Given problem. Write every line out verbatim and omit the pictures.

Material provided.
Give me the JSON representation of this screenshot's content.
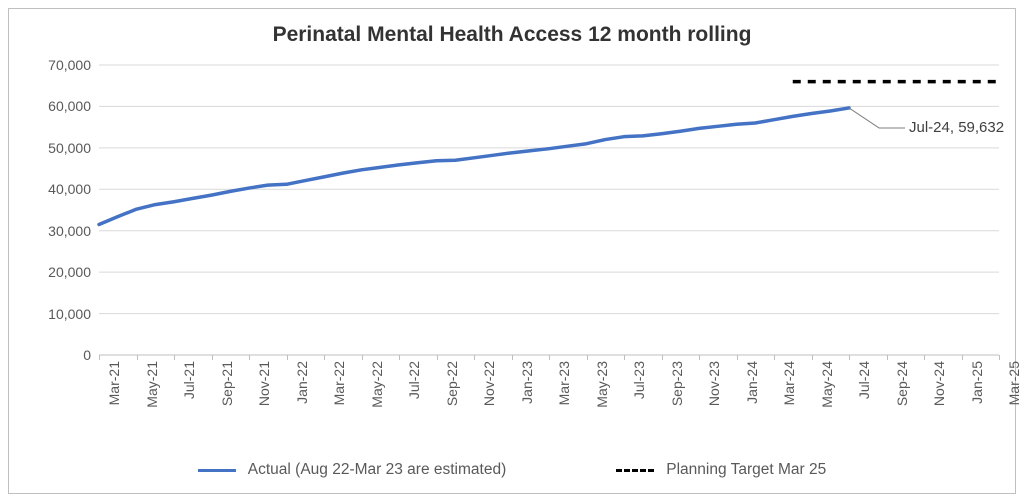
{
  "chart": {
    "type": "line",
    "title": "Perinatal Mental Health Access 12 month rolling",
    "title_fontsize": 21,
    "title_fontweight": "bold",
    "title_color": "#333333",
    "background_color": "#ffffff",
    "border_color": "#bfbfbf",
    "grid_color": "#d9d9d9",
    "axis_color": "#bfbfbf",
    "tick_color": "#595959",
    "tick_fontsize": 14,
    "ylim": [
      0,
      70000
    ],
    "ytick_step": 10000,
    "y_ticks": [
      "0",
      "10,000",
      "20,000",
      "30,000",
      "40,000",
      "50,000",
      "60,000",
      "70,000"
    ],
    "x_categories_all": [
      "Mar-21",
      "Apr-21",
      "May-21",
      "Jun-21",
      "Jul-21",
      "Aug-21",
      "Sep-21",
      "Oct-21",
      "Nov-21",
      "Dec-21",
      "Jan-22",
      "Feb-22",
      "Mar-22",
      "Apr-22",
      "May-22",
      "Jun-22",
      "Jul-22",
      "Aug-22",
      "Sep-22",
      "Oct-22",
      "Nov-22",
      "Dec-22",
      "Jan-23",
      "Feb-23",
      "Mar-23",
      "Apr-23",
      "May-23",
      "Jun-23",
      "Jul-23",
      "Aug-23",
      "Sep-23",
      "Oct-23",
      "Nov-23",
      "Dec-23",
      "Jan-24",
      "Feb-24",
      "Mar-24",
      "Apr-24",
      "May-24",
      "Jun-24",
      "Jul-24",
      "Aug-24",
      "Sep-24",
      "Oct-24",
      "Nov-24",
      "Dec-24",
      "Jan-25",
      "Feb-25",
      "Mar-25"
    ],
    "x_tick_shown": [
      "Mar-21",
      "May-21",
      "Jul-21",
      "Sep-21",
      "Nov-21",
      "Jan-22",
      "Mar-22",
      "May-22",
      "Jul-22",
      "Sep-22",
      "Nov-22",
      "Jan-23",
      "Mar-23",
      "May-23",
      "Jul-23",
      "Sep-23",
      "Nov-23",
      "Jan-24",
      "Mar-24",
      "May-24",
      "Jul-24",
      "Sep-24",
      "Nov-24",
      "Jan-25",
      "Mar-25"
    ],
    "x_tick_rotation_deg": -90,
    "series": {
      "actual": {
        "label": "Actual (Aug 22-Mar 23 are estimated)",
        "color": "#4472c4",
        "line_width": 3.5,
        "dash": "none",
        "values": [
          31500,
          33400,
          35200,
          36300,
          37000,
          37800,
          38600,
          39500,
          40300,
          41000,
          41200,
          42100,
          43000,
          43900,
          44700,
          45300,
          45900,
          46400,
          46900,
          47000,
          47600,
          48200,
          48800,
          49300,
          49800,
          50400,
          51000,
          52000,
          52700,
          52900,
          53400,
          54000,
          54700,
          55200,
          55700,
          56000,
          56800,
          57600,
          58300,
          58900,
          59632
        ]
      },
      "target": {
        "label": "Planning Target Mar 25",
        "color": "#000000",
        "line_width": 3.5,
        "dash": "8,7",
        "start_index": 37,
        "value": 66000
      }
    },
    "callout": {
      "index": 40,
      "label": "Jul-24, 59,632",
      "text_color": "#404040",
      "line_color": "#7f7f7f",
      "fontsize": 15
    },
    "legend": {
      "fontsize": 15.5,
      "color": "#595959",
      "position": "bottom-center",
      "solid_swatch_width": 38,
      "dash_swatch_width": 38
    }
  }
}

Task answer.
Give me the JSON representation of this screenshot's content.
{
  "chart": {
    "type": "line",
    "title": "Perinatal Mental Health Access 12 month rolling",
    "title_fontsize": 21,
    "title_fontweight": "bold",
    "title_color": "#333333",
    "background_color": "#ffffff",
    "border_color": "#bfbfbf",
    "grid_color": "#d9d9d9",
    "axis_color": "#bfbfbf",
    "tick_color": "#595959",
    "tick_fontsize": 14,
    "ylim": [
      0,
      70000
    ],
    "ytick_step": 10000,
    "y_ticks": [
      "0",
      "10,000",
      "20,000",
      "30,000",
      "40,000",
      "50,000",
      "60,000",
      "70,000"
    ],
    "x_categories_all": [
      "Mar-21",
      "Apr-21",
      "May-21",
      "Jun-21",
      "Jul-21",
      "Aug-21",
      "Sep-21",
      "Oct-21",
      "Nov-21",
      "Dec-21",
      "Jan-22",
      "Feb-22",
      "Mar-22",
      "Apr-22",
      "May-22",
      "Jun-22",
      "Jul-22",
      "Aug-22",
      "Sep-22",
      "Oct-22",
      "Nov-22",
      "Dec-22",
      "Jan-23",
      "Feb-23",
      "Mar-23",
      "Apr-23",
      "May-23",
      "Jun-23",
      "Jul-23",
      "Aug-23",
      "Sep-23",
      "Oct-23",
      "Nov-23",
      "Dec-23",
      "Jan-24",
      "Feb-24",
      "Mar-24",
      "Apr-24",
      "May-24",
      "Jun-24",
      "Jul-24",
      "Aug-24",
      "Sep-24",
      "Oct-24",
      "Nov-24",
      "Dec-24",
      "Jan-25",
      "Feb-25",
      "Mar-25"
    ],
    "x_tick_shown": [
      "Mar-21",
      "May-21",
      "Jul-21",
      "Sep-21",
      "Nov-21",
      "Jan-22",
      "Mar-22",
      "May-22",
      "Jul-22",
      "Sep-22",
      "Nov-22",
      "Jan-23",
      "Mar-23",
      "May-23",
      "Jul-23",
      "Sep-23",
      "Nov-23",
      "Jan-24",
      "Mar-24",
      "May-24",
      "Jul-24",
      "Sep-24",
      "Nov-24",
      "Jan-25",
      "Mar-25"
    ],
    "x_tick_rotation_deg": -90,
    "series": {
      "actual": {
        "label": "Actual (Aug 22-Mar 23 are estimated)",
        "color": "#4472c4",
        "line_width": 3.5,
        "dash": "none",
        "values": [
          31500,
          33400,
          35200,
          36300,
          37000,
          37800,
          38600,
          39500,
          40300,
          41000,
          41200,
          42100,
          43000,
          43900,
          44700,
          45300,
          45900,
          46400,
          46900,
          47000,
          47600,
          48200,
          48800,
          49300,
          49800,
          50400,
          51000,
          52000,
          52700,
          52900,
          53400,
          54000,
          54700,
          55200,
          55700,
          56000,
          56800,
          57600,
          58300,
          58900,
          59632
        ]
      },
      "target": {
        "label": "Planning Target Mar 25",
        "color": "#000000",
        "line_width": 3.5,
        "dash": "8,7",
        "start_index": 37,
        "value": 66000
      }
    },
    "callout": {
      "index": 40,
      "label": "Jul-24, 59,632",
      "text_color": "#404040",
      "line_color": "#7f7f7f",
      "fontsize": 15
    },
    "legend": {
      "fontsize": 15.5,
      "color": "#595959",
      "position": "bottom-center",
      "solid_swatch_width": 38,
      "dash_swatch_width": 38
    }
  }
}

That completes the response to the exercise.